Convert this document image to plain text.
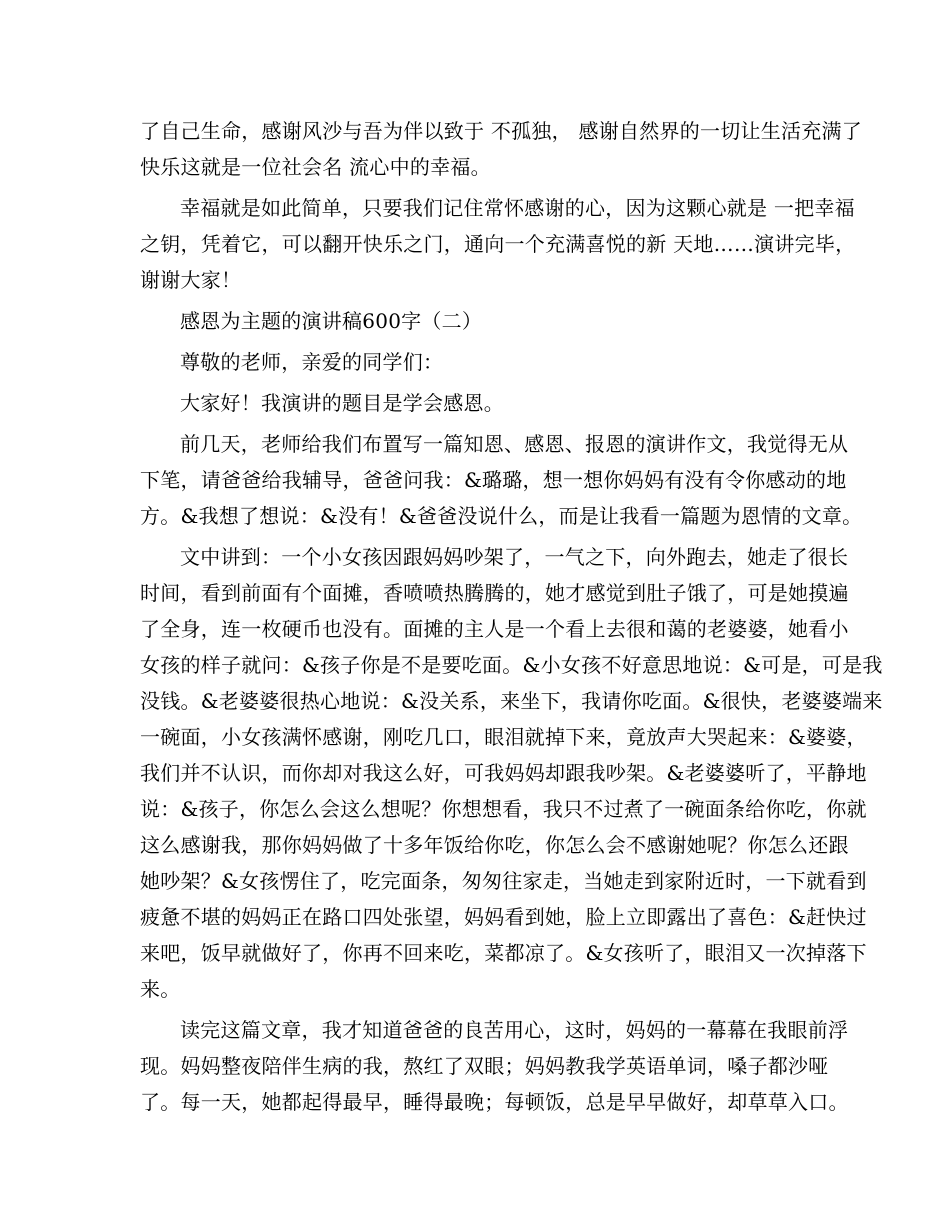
了自己生命，感谢风沙与吾为伴以致于 不孤独， 感谢自然界的一切让生活充满了
快乐这就是一位社会名 流心中的幸福。

幸福就是如此简单，只要我们记住常怀感谢的心，因为这颗心就是 一把幸福
之钥，凭着它，可以翻开快乐之门，通向一个充满喜悦的新 天地……演讲完毕，
谢谢大家！

感恩为主题的演讲稿600字（二）

尊敬的老师，亲爱的同学们：

大家好！我演讲的题目是学会感恩。

前几天，老师给我们布置写一篇知恩、感恩、报恩的演讲作文，我觉得无从
下笔，请爸爸给我辅导，爸爸问我：&璐璐，想一想你妈妈有没有令你感动的地
方。&我想了想说：&没有！&爸爸没说什么，而是让我看一篇题为恩情的文章。

文中讲到：一个小女孩因跟妈妈吵架了，一气之下，向外跑去，她走了很长
时间，看到前面有个面摊，香喷喷热腾腾的，她才感觉到肚子饿了，可是她摸遍
了全身，连一枚硬币也没有。面摊的主人是一个看上去很和蔼的老婆婆，她看小
女孩的样子就问：&孩子你是不是要吃面。&小女孩不好意思地说：&可是，可是我
没钱。&老婆婆很热心地说：&没关系，来坐下，我请你吃面。&很快，老婆婆端来
一碗面，小女孩满怀感谢，刚吃几口，眼泪就掉下来，竟放声大哭起来：&婆婆，
我们并不认识，而你却对我这么好，可我妈妈却跟我吵架。&老婆婆听了，平静地
说：&孩子，你怎么会这么想呢？你想想看，我只不过煮了一碗面条给你吃，你就
这么感谢我，那你妈妈做了十多年饭给你吃，你怎么会不感谢她呢？你怎么还跟
她吵架？&女孩愣住了，吃完面条，匆匆往家走，当她走到家附近时，一下就看到
疲惫不堪的妈妈正在路口四处张望，妈妈看到她，脸上立即露出了喜色：&赶快过
来吧，饭早就做好了，你再不回来吃，菜都凉了。&女孩听了，眼泪又一次掉落下
来。

读完这篇文章，我才知道爸爸的良苦用心，这时，妈妈的一幕幕在我眼前浮
现。妈妈整夜陪伴生病的我，熬红了双眼；妈妈教我学英语单词，嗓子都沙哑
了。每一天，她都起得最早，睡得最晚；每顿饭，总是早早做好，却草草入口。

# # # # #

What you are asked to do
Repeat the full listing above exactly, with no pictures in the copy.

Complete response
Convert this document image to plain text.
了自己生命，感谢风沙与吾为伴以致于 不孤独， 感谢自然界的一切让生活充满了
快乐这就是一位社会名 流心中的幸福。

幸福就是如此简单，只要我们记住常怀感谢的心，因为这颗心就是 一把幸福
之钥，凭着它，可以翻开快乐之门，通向一个充满喜悦的新 天地……演讲完毕，
谢谢大家！

感恩为主题的演讲稿600字（二）

尊敬的老师，亲爱的同学们：

大家好！我演讲的题目是学会感恩。

前几天，老师给我们布置写一篇知恩、感恩、报恩的演讲作文，我觉得无从
下笔，请爸爸给我辅导，爸爸问我：&璐璐，想一想你妈妈有没有令你感动的地
方。&我想了想说：&没有！&爸爸没说什么，而是让我看一篇题为恩情的文章。

文中讲到：一个小女孩因跟妈妈吵架了，一气之下，向外跑去，她走了很长
时间，看到前面有个面摊，香喷喷热腾腾的，她才感觉到肚子饿了，可是她摸遍
了全身，连一枚硬币也没有。面摊的主人是一个看上去很和蔼的老婆婆，她看小
女孩的样子就问：&孩子你是不是要吃面。&小女孩不好意思地说：&可是，可是我
没钱。&老婆婆很热心地说：&没关系，来坐下，我请你吃面。&很快，老婆婆端来
一碗面，小女孩满怀感谢，刚吃几口，眼泪就掉下来，竟放声大哭起来：&婆婆，
我们并不认识，而你却对我这么好，可我妈妈却跟我吵架。&老婆婆听了，平静地
说：&孩子，你怎么会这么想呢？你想想看，我只不过煮了一碗面条给你吃，你就
这么感谢我，那你妈妈做了十多年饭给你吃，你怎么会不感谢她呢？你怎么还跟
她吵架？&女孩愣住了，吃完面条，匆匆往家走，当她走到家附近时，一下就看到
疲惫不堪的妈妈正在路口四处张望，妈妈看到她，脸上立即露出了喜色：&赶快过
来吧，饭早就做好了，你再不回来吃，菜都凉了。&女孩听了，眼泪又一次掉落下
来。

读完这篇文章，我才知道爸爸的良苦用心，这时，妈妈的一幕幕在我眼前浮
现。妈妈整夜陪伴生病的我，熬红了双眼；妈妈教我学英语单词，嗓子都沙哑
了。每一天，她都起得最早，睡得最晚；每顿饭，总是早早做好，却草草入口。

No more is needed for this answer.